▶ [GOAL]
In the records below, change each "heading-line" to "title-line" and leave every other character of the lines as it is.

>> Begin

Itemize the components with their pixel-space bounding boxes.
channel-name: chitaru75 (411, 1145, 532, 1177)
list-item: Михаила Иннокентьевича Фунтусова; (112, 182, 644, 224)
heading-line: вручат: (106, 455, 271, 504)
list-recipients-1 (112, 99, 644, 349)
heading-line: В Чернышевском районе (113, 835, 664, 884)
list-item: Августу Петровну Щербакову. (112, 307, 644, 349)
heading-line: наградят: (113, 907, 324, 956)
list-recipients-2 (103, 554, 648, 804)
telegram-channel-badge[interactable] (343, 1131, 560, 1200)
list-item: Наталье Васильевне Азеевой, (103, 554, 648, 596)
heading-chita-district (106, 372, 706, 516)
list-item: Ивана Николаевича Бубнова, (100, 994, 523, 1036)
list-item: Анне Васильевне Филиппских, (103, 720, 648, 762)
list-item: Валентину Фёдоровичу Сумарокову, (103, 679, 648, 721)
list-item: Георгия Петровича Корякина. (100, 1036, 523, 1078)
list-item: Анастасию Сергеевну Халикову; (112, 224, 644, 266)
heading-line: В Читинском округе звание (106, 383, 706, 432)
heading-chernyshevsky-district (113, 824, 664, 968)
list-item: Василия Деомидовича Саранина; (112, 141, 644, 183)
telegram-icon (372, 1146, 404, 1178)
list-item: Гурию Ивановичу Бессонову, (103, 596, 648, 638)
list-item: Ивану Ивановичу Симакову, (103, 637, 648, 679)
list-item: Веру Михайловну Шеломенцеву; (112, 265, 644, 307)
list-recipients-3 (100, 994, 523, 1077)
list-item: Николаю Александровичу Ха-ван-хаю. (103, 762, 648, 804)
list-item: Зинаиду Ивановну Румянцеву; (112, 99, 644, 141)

>> End

▶ [OUTPUT OF THE EXERCISE]
Itemize the components with their pixel-space bounding boxes.
channel-name: chitaru75 (411, 1145, 532, 1177)
list-item: Михаила Иннокентьевича Фунтусова; (112, 182, 644, 224)
title-line: вручат: (106, 455, 271, 504)
list-recipients-1 (112, 99, 644, 349)
title-line: В Чернышевском районе (113, 835, 664, 884)
list-item: Августу Петровну Щербакову. (112, 307, 644, 349)
title-line: наградят: (113, 907, 324, 956)
list-recipients-2 (103, 554, 648, 804)
telegram-channel-badge[interactable] (343, 1131, 560, 1200)
list-item: Наталье Васильевне Азеевой, (103, 554, 648, 596)
heading-chita-district (106, 372, 706, 516)
list-item: Ивана Николаевича Бубнова, (100, 994, 523, 1036)
list-item: Анне Васильевне Филиппских, (103, 720, 648, 762)
list-item: Валентину Фёдоровичу Сумарокову, (103, 679, 648, 721)
list-item: Георгия Петровича Корякина. (100, 1036, 523, 1078)
list-item: Анастасию Сергеевну Халикову; (112, 224, 644, 266)
title-line: В Читинском округе звание (106, 383, 706, 432)
heading-chernyshevsky-district (113, 824, 664, 968)
list-item: Василия Деомидовича Саранина; (112, 141, 644, 183)
telegram-icon (372, 1146, 404, 1178)
list-item: Гурию Ивановичу Бессонову, (103, 596, 648, 638)
list-item: Ивану Ивановичу Симакову, (103, 637, 648, 679)
list-item: Веру Михайловну Шеломенцеву; (112, 265, 644, 307)
list-recipients-3 (100, 994, 523, 1077)
list-item: Николаю Александровичу Ха-ван-хаю. (103, 762, 648, 804)
list-item: Зинаиду Ивановну Румянцеву; (112, 99, 644, 141)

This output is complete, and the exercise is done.